## Objective 1
In the layout records, present the lines starting at the line that contains "330, 855, 339]" and ending at the line that contains "218, 423, 510]" as a Markdown table with the columns Row and Line. Give one line per row and skip any blank lines.

## Selected excerpt
-=-=-

On the anger of Innisfail's locals, Howard managed to warp reality, "...I didn't find that was the case with the....great majority of people I spoke to, including in that long queue that has featured in the news reports this morning, that long queue at Innisfail, the majority of them were stoically understanding that everything was being done."
Yeah, whatever you reckon.
The Australian Army is on the ground and working their guts out, but they're struggling. They're short of manpower, they're short of equipment. After all, most of the Australian Army's heavy vehicles and the kind of equipment that would be perfect for this kind of operation is still in Iraq, along with at least eight of the Airforce's helicopters, two and a half years after Howard said he didn't expect the Iraq deployment to last more than six months.
On Monday, as soon as John Howard realised the extent of the destruction and the desperate situation of thousands of Australians, he quickly left Sydney and flew to the warmth and comfort of the VIP boxes at the Commonwealth Games.
But then it was straight onto Innisfail....the next day. First he had to do another round of media interviews to talk up his trip and the government's generosity. The people of Innisfail had to know, you see, directly from the PM what was going to be done to ease their pain and suffering. Pity most of them didn't hear those broadcasts. There was no electricity to plug their radios in.
Did Howard really need to blow a few hundred grand of taxpayers money invading Innisfail? Couldn't he have simply announced the relief packages from Sydney? Or spent the day with the Red Cross or Smith Family in Sydney helping to pack up supplies being rushed to the desperate people of North Queensland and to do some on the ground recruiting for much needed volunteers and donations? Sure he could have.
But there were desperate, freaked out Australians in suddenly-the-most-famous-town in the country, and they needed him, dammit, they needed to know that their Prime Minister was going to be there for them, with the media, for two or three hours, for a gratuitous photo opportunity. Opposition Leader Kim Beazley was there as well, of course. He wasn't going to miss out on the biggest human interest news story of the year so far.
At least State Premier Peter Beattie hung around to cop the wraith of the locals while Howard and Beazley jetted back to Sydney. Beattie even returned the next day to cop another serving.

-=-=-

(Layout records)
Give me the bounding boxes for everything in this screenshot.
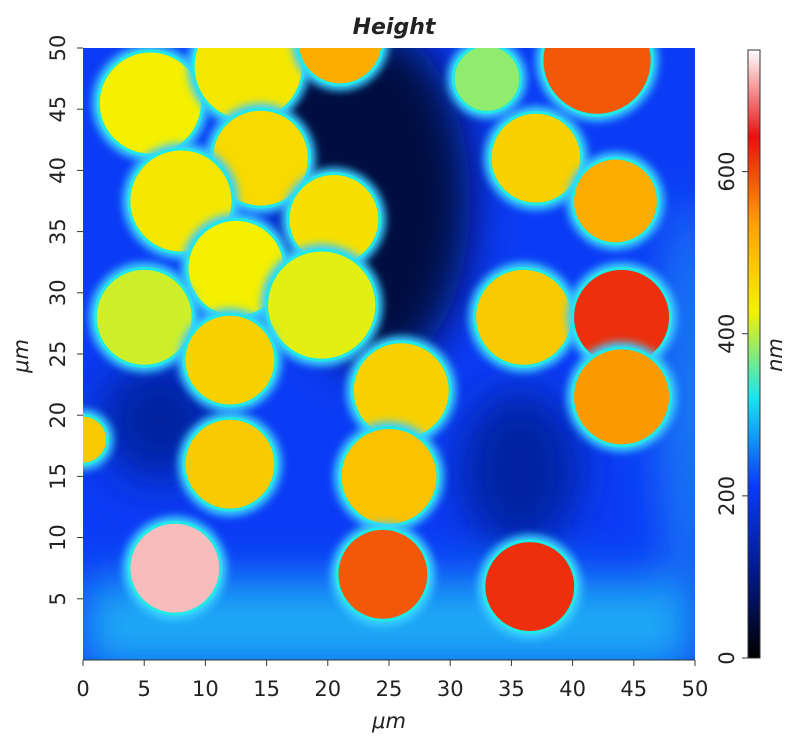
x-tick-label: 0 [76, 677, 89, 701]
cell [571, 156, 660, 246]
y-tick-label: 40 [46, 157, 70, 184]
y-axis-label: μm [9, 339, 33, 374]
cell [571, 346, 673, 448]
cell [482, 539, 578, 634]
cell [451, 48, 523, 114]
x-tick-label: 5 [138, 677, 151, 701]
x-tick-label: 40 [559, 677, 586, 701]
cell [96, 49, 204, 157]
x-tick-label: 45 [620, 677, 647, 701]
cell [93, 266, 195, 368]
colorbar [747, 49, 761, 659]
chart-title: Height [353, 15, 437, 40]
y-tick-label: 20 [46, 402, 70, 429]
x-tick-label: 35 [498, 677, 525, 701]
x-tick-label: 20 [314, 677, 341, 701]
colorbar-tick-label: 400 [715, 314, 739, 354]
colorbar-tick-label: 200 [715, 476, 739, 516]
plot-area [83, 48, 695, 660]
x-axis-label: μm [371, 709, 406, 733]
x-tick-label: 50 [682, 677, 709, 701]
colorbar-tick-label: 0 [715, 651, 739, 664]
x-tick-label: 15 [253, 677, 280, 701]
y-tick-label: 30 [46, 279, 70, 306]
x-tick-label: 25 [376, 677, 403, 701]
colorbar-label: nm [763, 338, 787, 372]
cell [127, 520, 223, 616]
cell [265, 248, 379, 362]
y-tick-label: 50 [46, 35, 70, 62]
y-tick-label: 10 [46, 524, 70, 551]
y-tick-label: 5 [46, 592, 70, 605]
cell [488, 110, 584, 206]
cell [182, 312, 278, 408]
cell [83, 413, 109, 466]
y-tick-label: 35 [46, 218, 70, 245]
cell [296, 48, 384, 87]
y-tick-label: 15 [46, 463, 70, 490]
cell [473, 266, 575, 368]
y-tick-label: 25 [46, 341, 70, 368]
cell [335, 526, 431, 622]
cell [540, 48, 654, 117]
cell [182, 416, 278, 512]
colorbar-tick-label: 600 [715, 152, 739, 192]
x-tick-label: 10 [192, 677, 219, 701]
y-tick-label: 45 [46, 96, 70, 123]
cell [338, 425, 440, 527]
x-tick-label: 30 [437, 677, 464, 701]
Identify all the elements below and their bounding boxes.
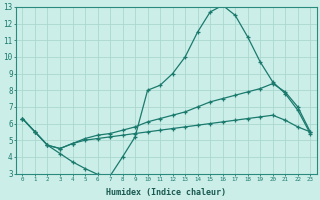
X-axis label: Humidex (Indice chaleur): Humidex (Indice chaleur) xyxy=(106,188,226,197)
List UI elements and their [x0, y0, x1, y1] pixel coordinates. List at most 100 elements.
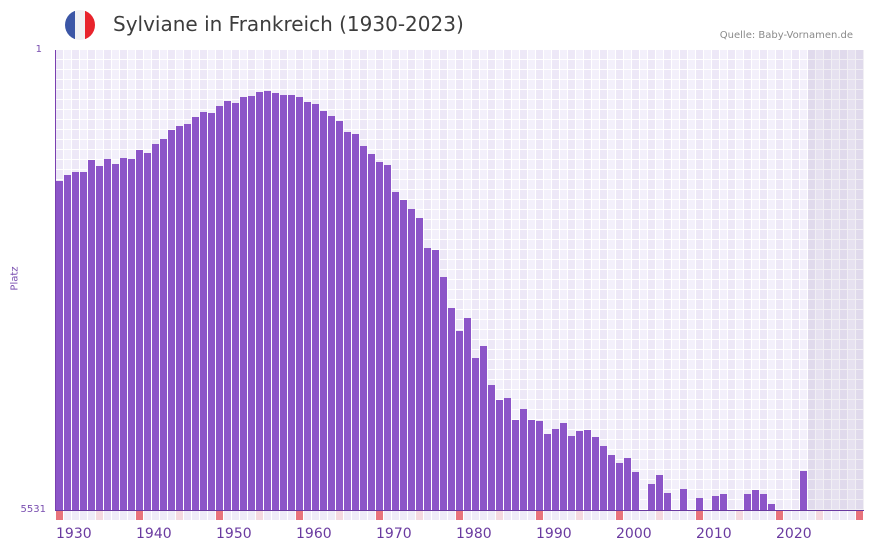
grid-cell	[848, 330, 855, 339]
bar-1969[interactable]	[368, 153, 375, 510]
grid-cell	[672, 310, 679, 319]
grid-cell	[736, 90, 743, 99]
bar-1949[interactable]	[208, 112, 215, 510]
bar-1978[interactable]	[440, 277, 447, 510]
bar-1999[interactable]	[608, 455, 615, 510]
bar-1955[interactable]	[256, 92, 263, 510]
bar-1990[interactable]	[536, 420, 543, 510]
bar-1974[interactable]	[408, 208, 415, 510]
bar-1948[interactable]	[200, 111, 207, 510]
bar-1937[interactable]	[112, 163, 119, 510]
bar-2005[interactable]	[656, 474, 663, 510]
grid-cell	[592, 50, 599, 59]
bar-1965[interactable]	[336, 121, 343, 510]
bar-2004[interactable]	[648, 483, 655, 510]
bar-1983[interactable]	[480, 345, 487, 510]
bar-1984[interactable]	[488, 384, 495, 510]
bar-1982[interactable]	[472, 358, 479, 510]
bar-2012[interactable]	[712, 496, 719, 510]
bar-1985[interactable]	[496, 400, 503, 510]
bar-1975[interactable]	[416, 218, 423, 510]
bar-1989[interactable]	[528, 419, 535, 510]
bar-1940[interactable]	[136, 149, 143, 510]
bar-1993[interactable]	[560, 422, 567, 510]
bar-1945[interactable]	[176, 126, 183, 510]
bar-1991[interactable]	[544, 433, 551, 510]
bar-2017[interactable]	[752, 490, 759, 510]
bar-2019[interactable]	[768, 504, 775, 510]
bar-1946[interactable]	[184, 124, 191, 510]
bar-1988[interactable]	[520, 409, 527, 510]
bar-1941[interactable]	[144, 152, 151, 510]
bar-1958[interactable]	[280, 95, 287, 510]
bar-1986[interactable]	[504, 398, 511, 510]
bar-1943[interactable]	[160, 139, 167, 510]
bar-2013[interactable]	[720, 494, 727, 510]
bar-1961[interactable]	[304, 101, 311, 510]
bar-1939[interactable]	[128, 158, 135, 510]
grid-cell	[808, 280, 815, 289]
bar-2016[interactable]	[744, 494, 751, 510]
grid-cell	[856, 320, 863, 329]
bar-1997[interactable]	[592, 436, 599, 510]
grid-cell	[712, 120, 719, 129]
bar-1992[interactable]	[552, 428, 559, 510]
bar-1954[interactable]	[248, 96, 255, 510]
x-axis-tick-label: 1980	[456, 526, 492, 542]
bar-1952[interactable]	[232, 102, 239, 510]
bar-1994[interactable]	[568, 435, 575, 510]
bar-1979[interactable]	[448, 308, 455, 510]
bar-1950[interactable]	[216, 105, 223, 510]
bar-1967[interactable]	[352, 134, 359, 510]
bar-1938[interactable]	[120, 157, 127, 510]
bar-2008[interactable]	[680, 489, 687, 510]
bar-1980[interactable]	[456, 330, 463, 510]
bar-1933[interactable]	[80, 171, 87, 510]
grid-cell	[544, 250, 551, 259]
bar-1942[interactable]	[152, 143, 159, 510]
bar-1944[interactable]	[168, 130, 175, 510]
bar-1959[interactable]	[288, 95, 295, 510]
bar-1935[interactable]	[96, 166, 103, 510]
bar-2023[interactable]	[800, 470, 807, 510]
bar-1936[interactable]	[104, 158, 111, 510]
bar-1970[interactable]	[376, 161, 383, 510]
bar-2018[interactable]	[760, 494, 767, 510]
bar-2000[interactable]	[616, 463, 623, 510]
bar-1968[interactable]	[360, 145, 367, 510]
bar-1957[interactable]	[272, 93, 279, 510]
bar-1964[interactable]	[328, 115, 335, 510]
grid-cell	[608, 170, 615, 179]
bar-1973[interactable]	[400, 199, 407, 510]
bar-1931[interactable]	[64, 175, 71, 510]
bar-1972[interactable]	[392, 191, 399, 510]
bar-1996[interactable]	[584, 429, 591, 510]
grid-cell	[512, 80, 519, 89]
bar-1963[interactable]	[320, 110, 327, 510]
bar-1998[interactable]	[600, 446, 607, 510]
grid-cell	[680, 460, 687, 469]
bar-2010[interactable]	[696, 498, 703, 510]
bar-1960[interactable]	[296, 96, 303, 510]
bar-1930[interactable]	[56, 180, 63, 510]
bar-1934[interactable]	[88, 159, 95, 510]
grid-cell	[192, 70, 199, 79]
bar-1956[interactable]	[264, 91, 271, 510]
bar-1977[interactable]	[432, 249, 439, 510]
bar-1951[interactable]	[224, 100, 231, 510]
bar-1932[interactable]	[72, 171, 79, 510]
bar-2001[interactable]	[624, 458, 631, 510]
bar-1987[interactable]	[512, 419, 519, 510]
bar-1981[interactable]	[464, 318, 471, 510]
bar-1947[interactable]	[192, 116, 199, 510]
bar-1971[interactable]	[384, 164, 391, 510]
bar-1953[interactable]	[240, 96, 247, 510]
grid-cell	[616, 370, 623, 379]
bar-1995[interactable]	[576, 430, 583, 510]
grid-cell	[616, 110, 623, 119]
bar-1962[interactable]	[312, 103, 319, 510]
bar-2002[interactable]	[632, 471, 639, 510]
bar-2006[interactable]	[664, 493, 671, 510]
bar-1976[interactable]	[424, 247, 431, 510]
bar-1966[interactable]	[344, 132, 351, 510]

-=-=-

## Objective 2
From the piece on Howard's visit to Innisfail, quote word for word the passage starting at "At least State" and ending at "cop another serving.".

## Complete response 1
| Row | Line |
|---|---|
| 1 | grid-cell	[848, 330, 855, 339] |
| 2 | bar-1969[interactable]	[368, 153, 375, 510] |
| 3 | grid-cell	[672, 310, 679, 319] |
| 4 | grid-cell	[736, 90, 743, 99] |
| 5 | bar-1949[interactable]	[208, 112, 215, 510] |
| 6 | bar-1978[interactable]	[440, 277, 447, 510] |
| 7 | bar-1999[interactable]	[608, 455, 615, 510] |
| 8 | bar-1955[interactable]	[256, 92, 263, 510] |
| 9 | bar-1990[interactable]	[536, 420, 543, 510] |
| 10 | bar-1974[interactable]	[408, 208, 415, 510] |
| 11 | bar-1948[interactable]	[200, 111, 207, 510] |
| 12 | bar-1937[interactable]	[112, 163, 119, 510] |
| 13 | bar-2005[interactable]	[656, 474, 663, 510] |
| 14 | grid-cell	[592, 50, 599, 59] |
| 15 | bar-1965[interactable]	[336, 121, 343, 510] |
| 16 | bar-2004[interactable]	[648, 483, 655, 510] |
| 17 | bar-1983[interactable]	[480, 345, 487, 510] |
| 18 | bar-1984[interactable]	[488, 384, 495, 510] |
| 19 | bar-1982[interactable]	[472, 358, 479, 510] |
| 20 | bar-2012[interactable]	[712, 496, 719, 510] |
| 21 | bar-1985[interactable]	[496, 400, 503, 510] |
| 22 | bar-1975[interactable]	[416, 218, 423, 510] |

## Complete response 2
At least State Premier Peter Beattie hung around to cop the wraith of the locals while Howard and Beazley jetted back to Sydney. Beattie even returned the next day to cop another serving.